--- start SOURCE RECORDS ---

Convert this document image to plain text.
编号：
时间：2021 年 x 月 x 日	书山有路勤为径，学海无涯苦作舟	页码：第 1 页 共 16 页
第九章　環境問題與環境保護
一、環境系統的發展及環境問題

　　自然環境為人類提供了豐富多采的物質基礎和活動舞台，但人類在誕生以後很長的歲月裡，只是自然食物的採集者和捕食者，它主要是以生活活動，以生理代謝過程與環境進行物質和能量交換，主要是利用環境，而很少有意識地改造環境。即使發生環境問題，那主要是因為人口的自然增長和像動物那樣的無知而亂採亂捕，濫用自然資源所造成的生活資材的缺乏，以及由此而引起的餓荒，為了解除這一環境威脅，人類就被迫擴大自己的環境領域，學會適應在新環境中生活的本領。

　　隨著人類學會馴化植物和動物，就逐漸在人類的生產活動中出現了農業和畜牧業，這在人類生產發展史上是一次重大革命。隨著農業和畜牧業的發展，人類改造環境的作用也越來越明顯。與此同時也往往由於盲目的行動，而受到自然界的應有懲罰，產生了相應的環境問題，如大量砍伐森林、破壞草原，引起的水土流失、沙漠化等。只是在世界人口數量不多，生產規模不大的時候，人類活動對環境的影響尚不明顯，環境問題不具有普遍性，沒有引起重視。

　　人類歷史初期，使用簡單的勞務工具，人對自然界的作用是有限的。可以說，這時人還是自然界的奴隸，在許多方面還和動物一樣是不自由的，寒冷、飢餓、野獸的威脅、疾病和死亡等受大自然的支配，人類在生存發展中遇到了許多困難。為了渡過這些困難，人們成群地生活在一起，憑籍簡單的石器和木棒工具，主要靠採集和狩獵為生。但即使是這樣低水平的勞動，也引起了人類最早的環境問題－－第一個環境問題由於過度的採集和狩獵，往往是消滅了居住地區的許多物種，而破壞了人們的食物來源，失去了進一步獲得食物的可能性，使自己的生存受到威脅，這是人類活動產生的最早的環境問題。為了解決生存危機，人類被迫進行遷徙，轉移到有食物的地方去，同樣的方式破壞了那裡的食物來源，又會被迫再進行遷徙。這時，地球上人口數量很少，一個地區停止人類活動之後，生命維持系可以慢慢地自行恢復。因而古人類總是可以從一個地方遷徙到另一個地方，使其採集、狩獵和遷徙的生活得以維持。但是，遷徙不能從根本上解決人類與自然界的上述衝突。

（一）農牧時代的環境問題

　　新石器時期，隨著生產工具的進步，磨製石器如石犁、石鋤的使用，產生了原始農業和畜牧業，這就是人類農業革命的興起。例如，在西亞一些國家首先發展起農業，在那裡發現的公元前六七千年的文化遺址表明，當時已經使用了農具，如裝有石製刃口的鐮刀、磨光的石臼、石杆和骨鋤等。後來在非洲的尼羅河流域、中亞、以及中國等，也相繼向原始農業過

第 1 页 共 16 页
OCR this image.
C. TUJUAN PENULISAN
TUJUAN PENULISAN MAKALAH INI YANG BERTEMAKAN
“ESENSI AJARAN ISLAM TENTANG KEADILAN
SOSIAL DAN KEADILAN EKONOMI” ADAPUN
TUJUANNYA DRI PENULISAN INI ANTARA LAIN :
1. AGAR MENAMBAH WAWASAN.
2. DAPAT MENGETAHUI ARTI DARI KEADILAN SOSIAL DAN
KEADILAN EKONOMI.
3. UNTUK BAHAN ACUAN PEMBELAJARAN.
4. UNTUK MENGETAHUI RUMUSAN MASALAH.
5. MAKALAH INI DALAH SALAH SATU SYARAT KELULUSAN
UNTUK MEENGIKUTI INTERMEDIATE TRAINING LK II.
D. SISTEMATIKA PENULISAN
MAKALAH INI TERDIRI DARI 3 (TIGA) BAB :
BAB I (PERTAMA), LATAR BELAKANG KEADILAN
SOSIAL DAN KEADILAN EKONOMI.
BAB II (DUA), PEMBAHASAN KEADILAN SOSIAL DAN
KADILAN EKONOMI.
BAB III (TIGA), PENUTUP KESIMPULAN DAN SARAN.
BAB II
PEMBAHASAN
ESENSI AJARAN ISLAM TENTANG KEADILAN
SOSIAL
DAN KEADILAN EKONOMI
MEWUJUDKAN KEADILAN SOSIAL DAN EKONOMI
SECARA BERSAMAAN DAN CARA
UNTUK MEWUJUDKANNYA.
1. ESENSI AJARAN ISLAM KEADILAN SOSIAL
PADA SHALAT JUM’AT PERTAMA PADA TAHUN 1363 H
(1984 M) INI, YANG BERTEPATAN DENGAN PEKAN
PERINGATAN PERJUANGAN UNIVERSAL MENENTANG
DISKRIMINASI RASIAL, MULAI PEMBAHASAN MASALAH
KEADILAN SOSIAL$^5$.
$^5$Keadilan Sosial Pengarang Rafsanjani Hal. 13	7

--- end SOURCE RECORDS ---

• DO THIS
Find all lines holding the string "DARI" and copy them.

• FINAL RESULT
2. DAPAT MENGETAHUI ARTI DARI KEADILAN SOSIAL DAN
MAKALAH INI TERDIRI DARI 3 (TIGA) BAB :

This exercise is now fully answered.